Given problem — Quote the entries that follow exactly, leaving none out.

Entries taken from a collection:
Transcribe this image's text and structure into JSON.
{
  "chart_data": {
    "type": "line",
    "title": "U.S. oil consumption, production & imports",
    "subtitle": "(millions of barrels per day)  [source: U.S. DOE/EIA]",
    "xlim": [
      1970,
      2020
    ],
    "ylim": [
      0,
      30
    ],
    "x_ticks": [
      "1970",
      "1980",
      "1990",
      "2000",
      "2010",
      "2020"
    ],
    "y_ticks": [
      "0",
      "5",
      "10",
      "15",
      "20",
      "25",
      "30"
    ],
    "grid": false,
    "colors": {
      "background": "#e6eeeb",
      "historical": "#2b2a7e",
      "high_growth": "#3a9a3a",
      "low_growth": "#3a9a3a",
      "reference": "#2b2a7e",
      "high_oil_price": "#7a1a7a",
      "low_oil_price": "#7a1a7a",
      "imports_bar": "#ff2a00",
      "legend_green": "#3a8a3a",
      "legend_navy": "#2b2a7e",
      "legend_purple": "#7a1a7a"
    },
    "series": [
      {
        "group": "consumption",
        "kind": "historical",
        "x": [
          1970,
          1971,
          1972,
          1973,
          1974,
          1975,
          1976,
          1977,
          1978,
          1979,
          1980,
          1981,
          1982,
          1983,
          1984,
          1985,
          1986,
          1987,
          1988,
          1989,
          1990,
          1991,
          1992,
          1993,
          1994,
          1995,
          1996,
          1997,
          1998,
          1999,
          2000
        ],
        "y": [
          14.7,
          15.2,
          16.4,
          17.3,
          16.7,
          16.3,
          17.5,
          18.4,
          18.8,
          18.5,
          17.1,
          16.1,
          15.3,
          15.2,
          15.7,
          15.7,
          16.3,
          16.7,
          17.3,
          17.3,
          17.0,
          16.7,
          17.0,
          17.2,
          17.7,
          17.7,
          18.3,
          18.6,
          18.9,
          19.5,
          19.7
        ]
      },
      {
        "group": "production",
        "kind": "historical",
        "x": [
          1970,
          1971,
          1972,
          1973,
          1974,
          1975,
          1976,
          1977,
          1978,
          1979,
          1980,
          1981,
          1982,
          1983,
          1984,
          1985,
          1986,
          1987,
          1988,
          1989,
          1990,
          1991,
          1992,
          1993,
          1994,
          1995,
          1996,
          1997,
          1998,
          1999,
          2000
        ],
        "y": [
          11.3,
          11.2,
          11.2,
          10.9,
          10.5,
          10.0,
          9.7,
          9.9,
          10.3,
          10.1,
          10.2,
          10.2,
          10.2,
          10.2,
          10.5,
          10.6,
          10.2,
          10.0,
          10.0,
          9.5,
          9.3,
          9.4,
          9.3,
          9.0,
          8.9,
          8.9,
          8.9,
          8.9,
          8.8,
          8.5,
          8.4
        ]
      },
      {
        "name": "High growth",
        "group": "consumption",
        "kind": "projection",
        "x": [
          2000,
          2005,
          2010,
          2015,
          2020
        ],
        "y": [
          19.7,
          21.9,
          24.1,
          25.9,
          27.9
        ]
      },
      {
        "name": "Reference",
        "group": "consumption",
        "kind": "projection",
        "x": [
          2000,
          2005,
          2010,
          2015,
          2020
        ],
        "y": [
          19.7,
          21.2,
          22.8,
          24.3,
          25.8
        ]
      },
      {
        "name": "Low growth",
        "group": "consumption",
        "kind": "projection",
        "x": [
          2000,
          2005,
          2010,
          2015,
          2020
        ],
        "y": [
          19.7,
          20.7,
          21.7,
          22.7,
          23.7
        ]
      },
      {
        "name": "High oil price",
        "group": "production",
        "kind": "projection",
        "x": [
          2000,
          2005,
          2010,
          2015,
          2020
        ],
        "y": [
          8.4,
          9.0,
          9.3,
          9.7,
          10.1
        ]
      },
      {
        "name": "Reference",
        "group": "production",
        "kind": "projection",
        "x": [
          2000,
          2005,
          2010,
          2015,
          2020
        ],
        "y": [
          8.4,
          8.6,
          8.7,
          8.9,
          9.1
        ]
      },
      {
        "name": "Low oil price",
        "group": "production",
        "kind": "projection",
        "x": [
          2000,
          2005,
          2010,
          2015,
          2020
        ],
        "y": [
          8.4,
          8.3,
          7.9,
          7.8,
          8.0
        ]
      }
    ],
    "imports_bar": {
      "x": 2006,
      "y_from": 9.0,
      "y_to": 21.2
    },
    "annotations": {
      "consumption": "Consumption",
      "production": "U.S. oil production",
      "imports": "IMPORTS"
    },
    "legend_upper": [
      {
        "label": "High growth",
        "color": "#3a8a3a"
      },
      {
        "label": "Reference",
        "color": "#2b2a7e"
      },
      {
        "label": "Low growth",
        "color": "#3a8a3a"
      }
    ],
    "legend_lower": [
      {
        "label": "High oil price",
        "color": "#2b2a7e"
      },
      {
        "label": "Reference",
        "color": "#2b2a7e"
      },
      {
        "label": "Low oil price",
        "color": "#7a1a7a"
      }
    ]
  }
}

Solution below —
Transcribe this image's text and structure into JSON.
{
  "chart_data": {
    "type": "line",
    "title": "U.S. oil consumption, production & imports",
    "subtitle": "(millions of barrels per day)  [source: U.S. DOE/EIA]",
    "xlim": [
      1970,
      2020
    ],
    "ylim": [
      0,
      30
    ],
    "x_ticks": [
      "1970",
      "1980",
      "1990",
      "2000",
      "2010",
      "2020"
    ],
    "y_ticks": [
      "0",
      "5",
      "10",
      "15",
      "20",
      "25",
      "30"
    ],
    "grid": false,
    "colors": {
      "background": "#e6eeeb",
      "historical": "#2b2a7e",
      "high_growth": "#3a9a3a",
      "low_growth": "#3a9a3a",
      "reference": "#2b2a7e",
      "high_oil_price": "#7a1a7a",
      "low_oil_price": "#7a1a7a",
      "imports_bar": "#ff2a00",
      "legend_green": "#3a8a3a",
      "legend_navy": "#2b2a7e",
      "legend_purple": "#7a1a7a"
    },
    "series": [
      {
        "group": "consumption",
        "kind": "historical",
        "x": [
          1970,
          1971,
          1972,
          1973,
          1974,
          1975,
          1976,
          1977,
          1978,
          1979,
          1980,
          1981,
          1982,
          1983,
          1984,
          1985,
          1986,
          1987,
          1988,
          1989,
          1990,
          1991,
          1992,
          1993,
          1994,
          1995,
          1996,
          1997,
          1998,
          1999,
          2000
        ],
        "y": [
          14.7,
          15.2,
          16.4,
          17.3,
          16.7,
          16.3,
          17.5,
          18.4,
          18.8,
          18.5,
          17.1,
          16.1,
          15.3,
          15.2,
          15.7,
          15.7,
          16.3,
          16.7,
          17.3,
          17.3,
          17.0,
          16.7,
          17.0,
          17.2,
          17.7,
          17.7,
          18.3,
          18.6,
          18.9,
          19.5,
          19.7
        ]
      },
      {
        "group": "production",
        "kind": "historical",
        "x": [
          1970,
          1971,
          1972,
          1973,
          1974,
          1975,
          1976,
          1977,
          1978,
          1979,
          1980,
          1981,
          1982,
          1983,
          1984,
          1985,
          1986,
          1987,
          1988,
          1989,
          1990,
          1991,
          1992,
          1993,
          1994,
          1995,
          1996,
          1997,
          1998,
          1999,
          2000
        ],
        "y": [
          11.3,
          11.2,
          11.2,
          10.9,
          10.5,
          10.0,
          9.7,
          9.9,
          10.3,
          10.1,
          10.2,
          10.2,
          10.2,
          10.2,
          10.5,
          10.6,
          10.2,
          10.0,
          10.0,
          9.5,
          9.3,
          9.4,
          9.3,
          9.0,
          8.9,
          8.9,
          8.9,
          8.9,
          8.8,
          8.5,
          8.4
        ]
      },
      {
        "name": "High growth",
        "group": "consumption",
        "kind": "projection",
        "x": [
          2000,
          2005,
          2010,
          2015,
          2020
        ],
        "y": [
          19.7,
          21.9,
          24.1,
          25.9,
          27.9
        ]
      },
      {
        "name": "Reference",
        "group": "consumption",
        "kind": "projection",
        "x": [
          2000,
          2005,
          2010,
          2015,
          2020
        ],
        "y": [
          19.7,
          21.2,
          22.8,
          24.3,
          25.8
        ]
      },
      {
        "name": "Low growth",
        "group": "consumption",
        "kind": "projection",
        "x": [
          2000,
          2005,
          2010,
          2015,
          2020
        ],
        "y": [
          19.7,
          20.7,
          21.7,
          22.7,
          23.7
        ]
      },
      {
        "name": "High oil price",
        "group": "production",
        "kind": "projection",
        "x": [
          2000,
          2005,
          2010,
          2015,
          2020
        ],
        "y": [
          8.4,
          9.0,
          9.3,
          9.7,
          10.1
        ]
      },
      {
        "name": "Reference",
        "group": "production",
        "kind": "projection",
        "x": [
          2000,
          2005,
          2010,
          2015,
          2020
        ],
        "y": [
          8.4,
          8.6,
          8.7,
          8.9,
          9.1
        ]
      },
      {
        "name": "Low oil price",
        "group": "production",
        "kind": "projection",
        "x": [
          2000,
          2005,
          2010,
          2015,
          2020
        ],
        "y": [
          8.4,
          8.3,
          7.9,
          7.8,
          8.0
        ]
      }
    ],
    "imports_bar": {
      "x": 2006,
      "y_from": 9.0,
      "y_to": 21.2
    },
    "annotations": {
      "consumption": "Consumption",
      "production": "U.S. oil production",
      "imports": "IMPORTS"
    },
    "legend_upper": [
      {
        "label": "High growth",
        "color": "#3a8a3a"
      },
      {
        "label": "Reference",
        "color": "#2b2a7e"
      },
      {
        "label": "Low growth",
        "color": "#3a8a3a"
      }
    ],
    "legend_lower": [
      {
        "label": "High oil price",
        "color": "#2b2a7e"
      },
      {
        "label": "Reference",
        "color": "#2b2a7e"
      },
      {
        "label": "Low oil price",
        "color": "#7a1a7a"
      }
    ]
  }
}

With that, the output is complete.